_Exercise requirements_: Your task is to repeat the entries exactly. Leave the pictures out.

_Record list_:
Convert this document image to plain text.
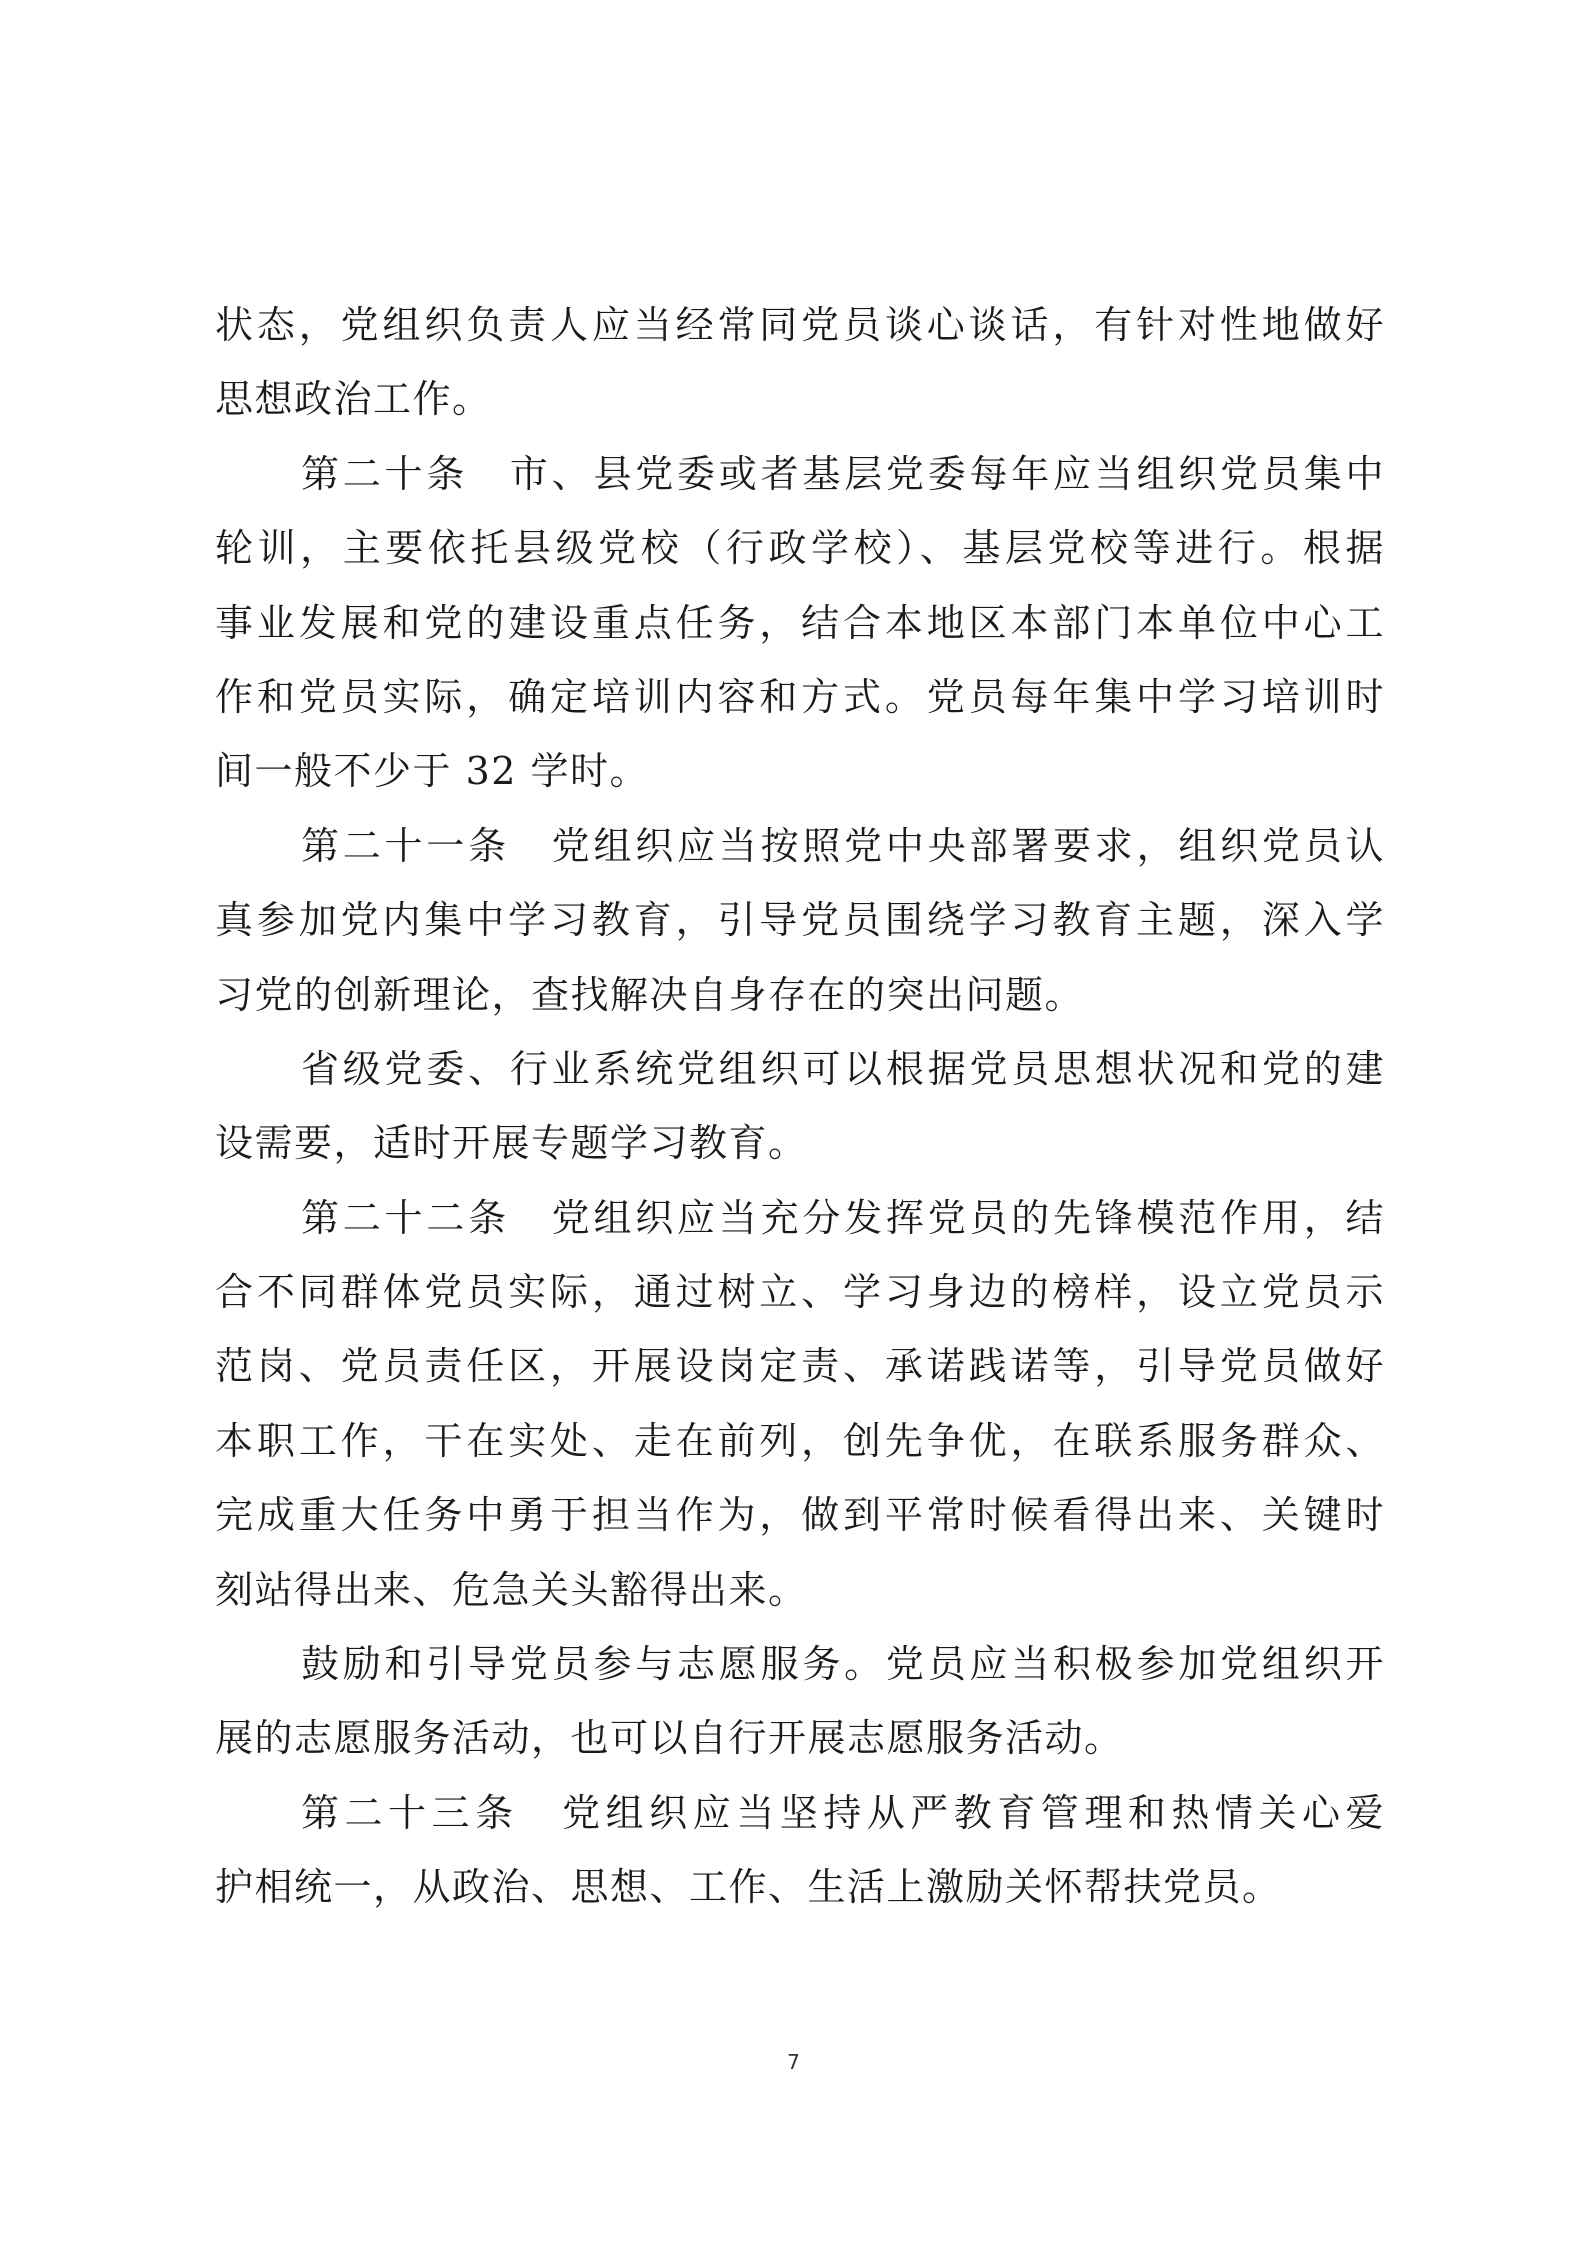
状态，党组织负责人应当经常同党员谈心谈话，有针对性地做好
思想政治工作。
第二十条　市、县党委或者基层党委每年应当组织党员集中
轮训，主要依托县级党校（行政学校）、基层党校等进行。根据
事业发展和党的建设重点任务，结合本地区本部门本单位中心工
作和党员实际，确定培训内容和方式。党员每年集中学习培训时
间一般不少于 32 学时。
第二十一条　党组织应当按照党中央部署要求，组织党员认
真参加党内集中学习教育，引导党员围绕学习教育主题，深入学
习党的创新理论，查找解决自身存在的突出问题。
省级党委、行业系统党组织可以根据党员思想状况和党的建
设需要，适时开展专题学习教育。
第二十二条　党组织应当充分发挥党员的先锋模范作用，结
合不同群体党员实际，通过树立、学习身边的榜样，设立党员示
范岗、党员责任区，开展设岗定责、承诺践诺等，引导党员做好
本职工作，干在实处、走在前列，创先争优，在联系服务群众、
完成重大任务中勇于担当作为，做到平常时候看得出来、关键时
刻站得出来、危急关头豁得出来。
鼓励和引导党员参与志愿服务。党员应当积极参加党组织开
展的志愿服务活动，也可以自行开展志愿服务活动。
第二十三条　党组织应当坚持从严教育管理和热情关心爱
护相统一，从政治、思想、工作、生活上激励关怀帮扶党员。
7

_Completed exercise_:
Convert this document image to plain text.
状态，党组织负责人应当经常同党员谈心谈话，有针对性地做好
思想政治工作。
第二十条　市、县党委或者基层党委每年应当组织党员集中
轮训，主要依托县级党校（行政学校）、基层党校等进行。根据
事业发展和党的建设重点任务，结合本地区本部门本单位中心工
作和党员实际，确定培训内容和方式。党员每年集中学习培训时
间一般不少于 32 学时。
第二十一条　党组织应当按照党中央部署要求，组织党员认
真参加党内集中学习教育，引导党员围绕学习教育主题，深入学
习党的创新理论，查找解决自身存在的突出问题。
省级党委、行业系统党组织可以根据党员思想状况和党的建
设需要，适时开展专题学习教育。
第二十二条　党组织应当充分发挥党员的先锋模范作用，结
合不同群体党员实际，通过树立、学习身边的榜样，设立党员示
范岗、党员责任区，开展设岗定责、承诺践诺等，引导党员做好
本职工作，干在实处、走在前列，创先争优，在联系服务群众、
完成重大任务中勇于担当作为，做到平常时候看得出来、关键时
刻站得出来、危急关头豁得出来。
鼓励和引导党员参与志愿服务。党员应当积极参加党组织开
展的志愿服务活动，也可以自行开展志愿服务活动。
第二十三条　党组织应当坚持从严教育管理和热情关心爱
护相统一，从政治、思想、工作、生活上激励关怀帮扶党员。
7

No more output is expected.